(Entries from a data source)
_ _ _

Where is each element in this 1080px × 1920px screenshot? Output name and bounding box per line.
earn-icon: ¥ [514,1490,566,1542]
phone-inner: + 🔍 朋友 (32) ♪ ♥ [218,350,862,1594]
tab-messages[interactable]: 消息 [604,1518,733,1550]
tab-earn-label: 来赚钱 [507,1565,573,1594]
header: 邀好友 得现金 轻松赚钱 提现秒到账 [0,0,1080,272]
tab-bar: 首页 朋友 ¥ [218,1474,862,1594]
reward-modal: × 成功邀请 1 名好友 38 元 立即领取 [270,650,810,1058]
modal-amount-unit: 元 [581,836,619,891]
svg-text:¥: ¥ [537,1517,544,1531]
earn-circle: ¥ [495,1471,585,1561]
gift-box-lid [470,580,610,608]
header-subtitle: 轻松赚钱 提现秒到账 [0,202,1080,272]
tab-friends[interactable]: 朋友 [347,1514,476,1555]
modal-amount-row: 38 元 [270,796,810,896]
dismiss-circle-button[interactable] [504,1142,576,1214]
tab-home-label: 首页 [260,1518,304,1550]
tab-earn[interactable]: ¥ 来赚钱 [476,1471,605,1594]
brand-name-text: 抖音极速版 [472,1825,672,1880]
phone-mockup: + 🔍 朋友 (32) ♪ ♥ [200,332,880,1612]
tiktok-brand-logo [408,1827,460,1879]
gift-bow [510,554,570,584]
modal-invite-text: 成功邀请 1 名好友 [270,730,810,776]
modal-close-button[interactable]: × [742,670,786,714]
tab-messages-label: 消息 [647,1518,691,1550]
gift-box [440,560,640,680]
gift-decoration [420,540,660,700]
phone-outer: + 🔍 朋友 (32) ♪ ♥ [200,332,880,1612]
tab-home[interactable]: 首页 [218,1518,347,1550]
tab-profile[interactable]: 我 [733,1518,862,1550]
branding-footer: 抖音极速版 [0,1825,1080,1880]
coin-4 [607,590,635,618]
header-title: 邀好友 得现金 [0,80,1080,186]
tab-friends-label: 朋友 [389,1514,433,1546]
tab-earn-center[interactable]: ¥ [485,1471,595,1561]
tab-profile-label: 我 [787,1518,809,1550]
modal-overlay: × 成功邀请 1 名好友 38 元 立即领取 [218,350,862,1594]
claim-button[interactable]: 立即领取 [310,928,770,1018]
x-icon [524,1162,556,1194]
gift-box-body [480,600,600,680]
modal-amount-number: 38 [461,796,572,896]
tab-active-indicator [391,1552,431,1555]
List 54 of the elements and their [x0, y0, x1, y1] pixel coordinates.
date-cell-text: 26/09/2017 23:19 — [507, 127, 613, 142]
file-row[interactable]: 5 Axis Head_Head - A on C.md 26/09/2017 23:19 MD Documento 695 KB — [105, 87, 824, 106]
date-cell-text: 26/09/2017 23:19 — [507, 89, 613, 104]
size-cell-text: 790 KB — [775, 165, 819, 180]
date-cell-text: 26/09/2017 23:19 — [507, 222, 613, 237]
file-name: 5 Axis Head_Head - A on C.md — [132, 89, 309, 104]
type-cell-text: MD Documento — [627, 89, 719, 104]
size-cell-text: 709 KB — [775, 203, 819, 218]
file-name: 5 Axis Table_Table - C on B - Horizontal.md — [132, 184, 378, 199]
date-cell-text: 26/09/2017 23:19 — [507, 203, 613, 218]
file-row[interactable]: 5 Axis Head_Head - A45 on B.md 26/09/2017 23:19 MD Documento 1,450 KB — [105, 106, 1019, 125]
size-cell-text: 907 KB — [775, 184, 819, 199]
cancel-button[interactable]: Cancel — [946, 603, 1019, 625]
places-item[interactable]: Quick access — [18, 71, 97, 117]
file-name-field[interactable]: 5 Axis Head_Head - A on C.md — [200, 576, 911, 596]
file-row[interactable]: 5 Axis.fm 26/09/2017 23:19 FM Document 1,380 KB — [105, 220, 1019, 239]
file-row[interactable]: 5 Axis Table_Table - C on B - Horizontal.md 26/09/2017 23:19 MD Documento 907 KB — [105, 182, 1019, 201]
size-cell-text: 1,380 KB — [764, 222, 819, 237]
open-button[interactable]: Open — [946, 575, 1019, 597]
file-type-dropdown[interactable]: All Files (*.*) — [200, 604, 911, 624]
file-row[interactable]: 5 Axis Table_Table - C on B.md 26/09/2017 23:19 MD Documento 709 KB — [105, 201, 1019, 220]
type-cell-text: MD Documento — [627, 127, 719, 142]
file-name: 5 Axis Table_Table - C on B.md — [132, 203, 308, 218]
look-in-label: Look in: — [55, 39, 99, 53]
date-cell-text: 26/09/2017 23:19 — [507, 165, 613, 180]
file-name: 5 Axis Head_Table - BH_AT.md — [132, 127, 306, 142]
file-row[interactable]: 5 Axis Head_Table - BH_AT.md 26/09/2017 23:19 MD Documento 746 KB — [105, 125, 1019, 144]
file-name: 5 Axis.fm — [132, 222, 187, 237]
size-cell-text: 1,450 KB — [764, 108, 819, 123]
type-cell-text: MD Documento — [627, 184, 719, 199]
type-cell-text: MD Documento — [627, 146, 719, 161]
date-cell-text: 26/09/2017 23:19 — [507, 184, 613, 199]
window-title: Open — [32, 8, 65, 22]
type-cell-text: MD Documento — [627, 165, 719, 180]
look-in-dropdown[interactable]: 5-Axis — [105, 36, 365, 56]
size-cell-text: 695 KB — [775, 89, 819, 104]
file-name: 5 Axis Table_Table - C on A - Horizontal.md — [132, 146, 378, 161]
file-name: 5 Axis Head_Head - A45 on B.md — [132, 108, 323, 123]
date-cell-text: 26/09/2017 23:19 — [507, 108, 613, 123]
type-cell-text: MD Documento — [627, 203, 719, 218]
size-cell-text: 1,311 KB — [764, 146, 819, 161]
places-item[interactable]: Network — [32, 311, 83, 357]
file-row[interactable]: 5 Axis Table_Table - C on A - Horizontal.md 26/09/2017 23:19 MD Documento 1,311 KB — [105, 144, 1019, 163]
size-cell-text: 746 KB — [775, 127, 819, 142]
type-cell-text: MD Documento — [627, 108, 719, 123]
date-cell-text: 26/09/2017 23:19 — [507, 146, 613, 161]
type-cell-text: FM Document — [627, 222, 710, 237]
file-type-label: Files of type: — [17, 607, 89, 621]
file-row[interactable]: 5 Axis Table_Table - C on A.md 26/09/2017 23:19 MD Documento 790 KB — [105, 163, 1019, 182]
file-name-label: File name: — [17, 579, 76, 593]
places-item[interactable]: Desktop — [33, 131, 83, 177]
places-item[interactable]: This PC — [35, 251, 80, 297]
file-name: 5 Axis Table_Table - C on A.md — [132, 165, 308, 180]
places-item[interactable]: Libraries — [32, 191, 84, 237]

_ _ _

| Your task |
Lay out every line of the entries above as a numbered list, skipping any blank lines.

| Final answer |
1. Where is each element in this 1080px × 1920px screenshot? Output name and bounding box per line.
2. earn-icon: ¥ [514,1490,566,1542]
3. phone-inner: + 🔍 朋友 (32) ♪ ♥ [218,350,862,1594]
4. tab-messages[interactable]: 消息 [604,1518,733,1550]
5. tab-earn-label: 来赚钱 [507,1565,573,1594]
6. header: 邀好友 得现金 轻松赚钱 提现秒到账 [0,0,1080,272]
7. tab-bar: 首页 朋友 ¥ [218,1474,862,1594]
8. reward-modal: × 成功邀请 1 名好友 38 元 立即领取 [270,650,810,1058]
9. modal-amount-unit: 元 [581,836,619,891]
10. svg-text:¥: ¥ [537,1517,544,1531]
11. earn-circle: ¥ [495,1471,585,1561]
12. gift-box-lid [470,580,610,608]
13. header-subtitle: 轻松赚钱 提现秒到账 [0,202,1080,272]
14. tab-friends[interactable]: 朋友 [347,1514,476,1555]
15. modal-amount-row: 38 元 [270,796,810,896]
16. dismiss-circle-button[interactable] [504,1142,576,1214]
17. tab-home-label: 首页 [260,1518,304,1550]
18. tab-earn[interactable]: ¥ 来赚钱 [476,1471,605,1594]
19. brand-name-text: 抖音极速版 [472,1825,672,1880]
20. phone-mockup: + 🔍 朋友 (32) ♪ ♥ [200,332,880,1612]
21. tiktok-brand-logo [408,1827,460,1879]
22. gift-bow [510,554,570,584]
23. modal-invite-text: 成功邀请 1 名好友 [270,730,810,776]
24. modal-close-button[interactable]: × [742,670,786,714]
25. tab-messages-label: 消息 [647,1518,691,1550]
26. gift-box [440,560,640,680]
27. gift-decoration [420,540,660,700]
28. phone-outer: + 🔍 朋友 (32) ♪ ♥ [200,332,880,1612]
29. tab-home[interactable]: 首页 [218,1518,347,1550]
30. tab-profile[interactable]: 我 [733,1518,862,1550]
31. branding-footer: 抖音极速版 [0,1825,1080,1880]
32. coin-4 [607,590,635,618]
33. header-title: 邀好友 得现金 [0,80,1080,186]
34. tab-friends-label: 朋友 [389,1514,433,1546]
35. tab-earn-center[interactable]: ¥ [485,1471,595,1561]
36. tab-profile-label: 我 [787,1518,809,1550]
37. modal-overlay: × 成功邀请 1 名好友 38 元 立即领取 [218,350,862,1594]
38. claim-button[interactable]: 立即领取 [310,928,770,1018]
39. x-icon [524,1162,556,1194]
40. gift-box-body [480,600,600,680]
41. modal-amount-number: 38 [461,796,572,896]
42. tab-active-indicator [391,1552,431,1555]
43. List 54 of the elements and their [x0, y0, x1, y1] pixel coordinates.
44. date-cell-text: 26/09/2017 23:19 — [507, 127, 613, 142]
45. file-row[interactable]: 5 Axis Head_Head - A on C.md 26/09/2017 23:19 MD Documento 695 KB — [105, 87, 824, 106]
46. date-cell-text: 26/09/2017 23:19 — [507, 89, 613, 104]
47. size-cell-text: 790 KB — [775, 165, 819, 180]
48. date-cell-text: 26/09/2017 23:19 — [507, 222, 613, 237]
49. file-name: 5 Axis Head_Head - A on C.md — [132, 89, 309, 104]
50. type-cell-text: MD Documento — [627, 89, 719, 104]
51. size-cell-text: 709 KB — [775, 203, 819, 218]
52. file-name: 5 Axis Table_Table - C on B - Horizontal.md — [132, 184, 378, 199]
53. date-cell-text: 26/09/2017 23:19 — [507, 203, 613, 218]
54. file-row[interactable]: 5 Axis Head_Head - A45 on B.md 26/09/2017 23:19 MD Documento 1,450 KB — [105, 106, 1019, 125]
55. size-cell-text: 907 KB — [775, 184, 819, 199]
56. cancel-button[interactable]: Cancel — [946, 603, 1019, 625]
57. places-item[interactable]: Quick access — [18, 71, 97, 117]
58. file-name-field[interactable]: 5 Axis Head_Head - A on C.md — [200, 576, 911, 596]
59. file-row[interactable]: 5 Axis.fm 26/09/2017 23:19 FM Document 1,380 KB — [105, 220, 1019, 239]
60. file-row[interactable]: 5 Axis Table_Table - C on B - Horizontal.md 26/09/2017 23:19 MD Documento 907 KB — [105, 182, 1019, 201]
61. size-cell-text: 1,380 KB — [764, 222, 819, 237]
62. open-button[interactable]: Open — [946, 575, 1019, 597]
63. file-type-dropdown[interactable]: All Files (*.*) — [200, 604, 911, 624]
64. file-row[interactable]: 5 Axis Table_Table - C on B.md 26/09/2017 23:19 MD Documento 709 KB — [105, 201, 1019, 220]
65. type-cell-text: MD Documento — [627, 127, 719, 142]
66. file-name: 5 Axis Table_Table - C on B.md — [132, 203, 308, 218]
67. look-in-label: Look in: — [55, 39, 99, 53]
68. date-cell-text: 26/09/2017 23:19 — [507, 165, 613, 180]
69. file-name: 5 Axis Head_Table - BH_AT.md — [132, 127, 306, 142]
70. file-row[interactable]: 5 Axis Head_Table - BH_AT.md 26/09/2017 23:19 MD Documento 746 KB — [105, 125, 1019, 144]
71. file-name: 5 Axis.fm — [132, 222, 187, 237]
72. size-cell-text: 1,450 KB — [764, 108, 819, 123]
73. type-cell-text: MD Documento — [627, 184, 719, 199]
74. type-cell-text: MD Documento — [627, 146, 719, 161]
75. date-cell-text: 26/09/2017 23:19 — [507, 184, 613, 199]
76. window-title: Open — [32, 8, 65, 22]
77. type-cell-text: MD Documento — [627, 165, 719, 180]
78. look-in-dropdown[interactable]: 5-Axis — [105, 36, 365, 56]
79. size-cell-text: 695 KB — [775, 89, 819, 104]
80. file-name: 5 Axis Table_Table - C on A - Horizontal.md — [132, 146, 378, 161]
81. file-name: 5 Axis Head_Head - A45 on B.md — [132, 108, 323, 123]
82. date-cell-text: 26/09/2017 23:19 — [507, 108, 613, 123]
83. type-cell-text: MD Documento — [627, 203, 719, 218]
84. size-cell-text: 1,311 KB — [764, 146, 819, 161]
85. places-item[interactable]: Network — [32, 311, 83, 357]
86. file-row[interactable]: 5 Axis Table_Table - C on A - Horizontal.md 26/09/2017 23:19 MD Documento 1,311 KB — [105, 144, 1019, 163]
87. size-cell-text: 746 KB — [775, 127, 819, 142]
88. type-cell-text: MD Documento — [627, 108, 719, 123]
89. date-cell-text: 26/09/2017 23:19 — [507, 146, 613, 161]
90. type-cell-text: FM Document — [627, 222, 710, 237]
91. file-type-label: Files of type: — [17, 607, 89, 621]
92. file-row[interactable]: 5 Axis Table_Table - C on A.md 26/09/2017 23:19 MD Documento 790 KB — [105, 163, 1019, 182]
93. file-name-label: File name: — [17, 579, 76, 593]
94. places-item[interactable]: Desktop — [33, 131, 83, 177]
95. places-item[interactable]: This PC — [35, 251, 80, 297]
96. file-name: 5 Axis Table_Table - C on A.md — [132, 165, 308, 180]
97. places-item[interactable]: Libraries — [32, 191, 84, 237]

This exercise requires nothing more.